### GOAL OF THE EXERCISE
Pull out from the material below all lines with "screenshot".

★ ★ ★

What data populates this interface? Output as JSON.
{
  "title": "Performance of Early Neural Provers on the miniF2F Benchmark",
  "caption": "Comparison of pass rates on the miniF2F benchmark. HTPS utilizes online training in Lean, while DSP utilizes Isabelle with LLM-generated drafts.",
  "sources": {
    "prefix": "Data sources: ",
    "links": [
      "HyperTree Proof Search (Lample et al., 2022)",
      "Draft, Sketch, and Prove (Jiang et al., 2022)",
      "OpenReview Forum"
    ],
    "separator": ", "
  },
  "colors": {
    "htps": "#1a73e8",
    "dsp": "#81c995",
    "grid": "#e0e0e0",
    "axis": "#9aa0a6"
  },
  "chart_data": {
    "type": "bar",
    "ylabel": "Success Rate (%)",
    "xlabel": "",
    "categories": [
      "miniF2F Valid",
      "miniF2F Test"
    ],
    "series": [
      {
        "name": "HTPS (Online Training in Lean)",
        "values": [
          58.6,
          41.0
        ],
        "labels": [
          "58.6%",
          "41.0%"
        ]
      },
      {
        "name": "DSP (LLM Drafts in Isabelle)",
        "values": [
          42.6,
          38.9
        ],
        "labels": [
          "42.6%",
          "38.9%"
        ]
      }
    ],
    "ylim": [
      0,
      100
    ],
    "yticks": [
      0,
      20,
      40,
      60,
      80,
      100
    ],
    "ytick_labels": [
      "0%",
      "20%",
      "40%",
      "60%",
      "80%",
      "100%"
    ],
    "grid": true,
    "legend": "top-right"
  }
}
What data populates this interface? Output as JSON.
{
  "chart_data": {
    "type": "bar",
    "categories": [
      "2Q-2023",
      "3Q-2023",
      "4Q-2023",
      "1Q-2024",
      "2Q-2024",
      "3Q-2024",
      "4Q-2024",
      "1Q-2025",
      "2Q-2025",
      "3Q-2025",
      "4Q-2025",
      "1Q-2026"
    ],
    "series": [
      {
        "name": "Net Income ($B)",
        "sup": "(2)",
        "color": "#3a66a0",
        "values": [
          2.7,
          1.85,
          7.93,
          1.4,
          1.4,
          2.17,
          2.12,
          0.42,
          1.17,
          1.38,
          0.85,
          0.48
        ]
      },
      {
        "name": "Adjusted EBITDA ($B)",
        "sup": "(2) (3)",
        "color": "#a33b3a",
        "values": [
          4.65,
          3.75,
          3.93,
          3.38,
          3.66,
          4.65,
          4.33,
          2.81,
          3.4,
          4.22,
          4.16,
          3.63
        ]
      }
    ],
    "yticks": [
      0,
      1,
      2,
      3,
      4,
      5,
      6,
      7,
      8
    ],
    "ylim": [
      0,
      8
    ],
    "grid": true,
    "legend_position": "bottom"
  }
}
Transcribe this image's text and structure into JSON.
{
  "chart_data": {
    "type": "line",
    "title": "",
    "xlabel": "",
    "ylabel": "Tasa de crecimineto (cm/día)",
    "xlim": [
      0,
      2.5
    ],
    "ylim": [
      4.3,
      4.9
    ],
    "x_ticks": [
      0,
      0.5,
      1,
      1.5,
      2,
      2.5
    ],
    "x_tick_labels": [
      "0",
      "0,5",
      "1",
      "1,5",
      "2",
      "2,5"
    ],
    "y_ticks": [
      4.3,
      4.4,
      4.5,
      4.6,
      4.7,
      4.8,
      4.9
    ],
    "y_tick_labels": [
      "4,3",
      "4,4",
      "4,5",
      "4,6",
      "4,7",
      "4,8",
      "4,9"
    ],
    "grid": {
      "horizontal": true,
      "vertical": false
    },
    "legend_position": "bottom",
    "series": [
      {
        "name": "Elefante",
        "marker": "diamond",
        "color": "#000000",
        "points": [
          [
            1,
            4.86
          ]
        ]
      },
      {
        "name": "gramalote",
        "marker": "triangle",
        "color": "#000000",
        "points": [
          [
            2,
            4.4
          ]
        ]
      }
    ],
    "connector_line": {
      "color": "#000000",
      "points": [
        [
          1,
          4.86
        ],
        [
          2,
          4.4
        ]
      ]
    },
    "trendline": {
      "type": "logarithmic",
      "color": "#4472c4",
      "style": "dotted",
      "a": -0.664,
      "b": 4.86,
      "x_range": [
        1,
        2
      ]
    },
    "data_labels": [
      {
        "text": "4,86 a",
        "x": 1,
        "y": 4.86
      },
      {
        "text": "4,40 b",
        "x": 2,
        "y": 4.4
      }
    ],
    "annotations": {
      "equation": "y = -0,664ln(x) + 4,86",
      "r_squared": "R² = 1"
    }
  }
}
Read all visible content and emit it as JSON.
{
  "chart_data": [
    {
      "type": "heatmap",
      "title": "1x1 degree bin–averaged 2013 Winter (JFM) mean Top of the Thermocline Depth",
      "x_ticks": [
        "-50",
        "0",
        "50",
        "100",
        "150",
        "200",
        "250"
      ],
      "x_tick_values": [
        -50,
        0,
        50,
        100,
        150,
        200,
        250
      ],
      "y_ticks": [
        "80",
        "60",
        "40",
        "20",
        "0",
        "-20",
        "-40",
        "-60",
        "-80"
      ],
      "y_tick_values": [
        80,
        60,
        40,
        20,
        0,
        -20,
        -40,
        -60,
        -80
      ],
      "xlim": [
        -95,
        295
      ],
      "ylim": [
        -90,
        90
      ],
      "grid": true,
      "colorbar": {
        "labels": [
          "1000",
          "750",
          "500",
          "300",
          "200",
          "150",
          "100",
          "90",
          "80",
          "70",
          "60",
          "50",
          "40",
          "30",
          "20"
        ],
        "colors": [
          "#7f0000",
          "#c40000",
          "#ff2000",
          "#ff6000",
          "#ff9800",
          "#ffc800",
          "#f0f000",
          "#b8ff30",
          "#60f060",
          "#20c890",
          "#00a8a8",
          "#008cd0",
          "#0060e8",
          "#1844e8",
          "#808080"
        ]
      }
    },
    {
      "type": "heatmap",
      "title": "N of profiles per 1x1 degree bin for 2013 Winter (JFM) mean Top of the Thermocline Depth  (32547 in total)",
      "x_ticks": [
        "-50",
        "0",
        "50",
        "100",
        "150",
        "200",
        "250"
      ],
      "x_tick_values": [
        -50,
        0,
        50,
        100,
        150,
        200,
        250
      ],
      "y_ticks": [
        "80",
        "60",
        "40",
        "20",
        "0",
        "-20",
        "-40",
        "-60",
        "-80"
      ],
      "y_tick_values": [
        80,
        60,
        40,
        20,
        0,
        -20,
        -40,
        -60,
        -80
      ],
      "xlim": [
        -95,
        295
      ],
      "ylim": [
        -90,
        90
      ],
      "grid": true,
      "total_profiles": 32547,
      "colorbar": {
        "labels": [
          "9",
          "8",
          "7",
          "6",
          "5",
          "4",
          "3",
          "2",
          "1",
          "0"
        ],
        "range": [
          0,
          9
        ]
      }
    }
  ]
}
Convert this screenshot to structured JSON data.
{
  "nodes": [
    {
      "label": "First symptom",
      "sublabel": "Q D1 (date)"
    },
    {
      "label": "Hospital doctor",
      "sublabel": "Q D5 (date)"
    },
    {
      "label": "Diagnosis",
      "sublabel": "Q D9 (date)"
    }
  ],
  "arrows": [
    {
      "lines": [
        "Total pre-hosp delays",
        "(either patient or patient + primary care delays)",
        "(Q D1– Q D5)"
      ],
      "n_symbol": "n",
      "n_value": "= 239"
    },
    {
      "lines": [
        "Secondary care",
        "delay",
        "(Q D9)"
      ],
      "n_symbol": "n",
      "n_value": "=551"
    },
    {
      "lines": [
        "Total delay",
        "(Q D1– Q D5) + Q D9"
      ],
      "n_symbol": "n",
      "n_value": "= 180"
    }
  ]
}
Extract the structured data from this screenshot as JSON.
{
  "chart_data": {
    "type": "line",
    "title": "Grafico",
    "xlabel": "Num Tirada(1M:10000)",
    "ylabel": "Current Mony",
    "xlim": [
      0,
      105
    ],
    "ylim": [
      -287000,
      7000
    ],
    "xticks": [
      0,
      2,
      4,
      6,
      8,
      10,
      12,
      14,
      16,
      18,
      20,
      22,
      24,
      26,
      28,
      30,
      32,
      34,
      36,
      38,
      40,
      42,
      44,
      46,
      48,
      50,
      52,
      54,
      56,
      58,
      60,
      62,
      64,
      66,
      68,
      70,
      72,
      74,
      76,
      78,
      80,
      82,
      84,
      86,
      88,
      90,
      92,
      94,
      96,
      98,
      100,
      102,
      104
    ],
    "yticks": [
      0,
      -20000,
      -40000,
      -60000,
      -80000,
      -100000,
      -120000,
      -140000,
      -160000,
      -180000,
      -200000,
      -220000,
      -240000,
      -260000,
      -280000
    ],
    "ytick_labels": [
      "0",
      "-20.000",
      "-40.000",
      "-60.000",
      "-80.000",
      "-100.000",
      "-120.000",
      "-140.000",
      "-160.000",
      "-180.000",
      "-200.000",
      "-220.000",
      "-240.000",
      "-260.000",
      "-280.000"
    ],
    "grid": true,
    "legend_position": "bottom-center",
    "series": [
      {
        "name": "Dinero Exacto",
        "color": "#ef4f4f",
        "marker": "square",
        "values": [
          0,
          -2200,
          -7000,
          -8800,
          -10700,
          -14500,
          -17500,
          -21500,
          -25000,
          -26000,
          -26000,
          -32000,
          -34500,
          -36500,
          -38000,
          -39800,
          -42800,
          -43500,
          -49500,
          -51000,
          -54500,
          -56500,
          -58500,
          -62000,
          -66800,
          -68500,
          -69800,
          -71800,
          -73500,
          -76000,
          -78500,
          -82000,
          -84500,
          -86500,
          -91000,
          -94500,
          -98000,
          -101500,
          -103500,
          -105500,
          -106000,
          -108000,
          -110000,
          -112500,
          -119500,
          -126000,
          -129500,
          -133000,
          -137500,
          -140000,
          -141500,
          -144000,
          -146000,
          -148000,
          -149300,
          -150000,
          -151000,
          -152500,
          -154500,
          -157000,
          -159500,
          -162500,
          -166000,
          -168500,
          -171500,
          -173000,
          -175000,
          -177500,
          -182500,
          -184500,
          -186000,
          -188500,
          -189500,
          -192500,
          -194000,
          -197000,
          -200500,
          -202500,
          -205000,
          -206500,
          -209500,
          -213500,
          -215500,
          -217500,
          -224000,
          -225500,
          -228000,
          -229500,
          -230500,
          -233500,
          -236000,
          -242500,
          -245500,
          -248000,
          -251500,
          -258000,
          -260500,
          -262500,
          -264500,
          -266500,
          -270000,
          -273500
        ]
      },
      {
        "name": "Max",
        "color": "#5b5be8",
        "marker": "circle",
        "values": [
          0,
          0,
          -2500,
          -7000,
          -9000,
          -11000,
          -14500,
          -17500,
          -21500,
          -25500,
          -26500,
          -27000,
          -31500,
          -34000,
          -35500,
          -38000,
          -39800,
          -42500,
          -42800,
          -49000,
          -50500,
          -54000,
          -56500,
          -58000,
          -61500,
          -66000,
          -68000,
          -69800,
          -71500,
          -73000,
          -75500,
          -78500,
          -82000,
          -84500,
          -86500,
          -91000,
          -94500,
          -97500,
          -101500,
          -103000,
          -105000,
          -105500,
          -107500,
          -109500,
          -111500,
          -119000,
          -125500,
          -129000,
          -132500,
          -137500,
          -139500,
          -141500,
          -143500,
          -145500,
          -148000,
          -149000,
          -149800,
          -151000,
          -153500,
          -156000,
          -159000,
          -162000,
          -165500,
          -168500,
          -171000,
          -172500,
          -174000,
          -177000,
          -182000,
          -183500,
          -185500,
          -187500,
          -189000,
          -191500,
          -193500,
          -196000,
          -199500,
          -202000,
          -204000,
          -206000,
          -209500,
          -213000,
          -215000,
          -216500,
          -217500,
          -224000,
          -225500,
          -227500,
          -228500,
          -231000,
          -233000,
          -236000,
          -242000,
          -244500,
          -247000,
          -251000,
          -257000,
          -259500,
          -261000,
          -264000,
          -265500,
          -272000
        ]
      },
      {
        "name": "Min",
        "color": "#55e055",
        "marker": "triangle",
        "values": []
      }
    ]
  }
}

★ ★ ★

### OUTPUT FOR THIS EXERCISE
Convert this screenshot to structured JSON data.
Extract the structured data from this screenshot as JSON.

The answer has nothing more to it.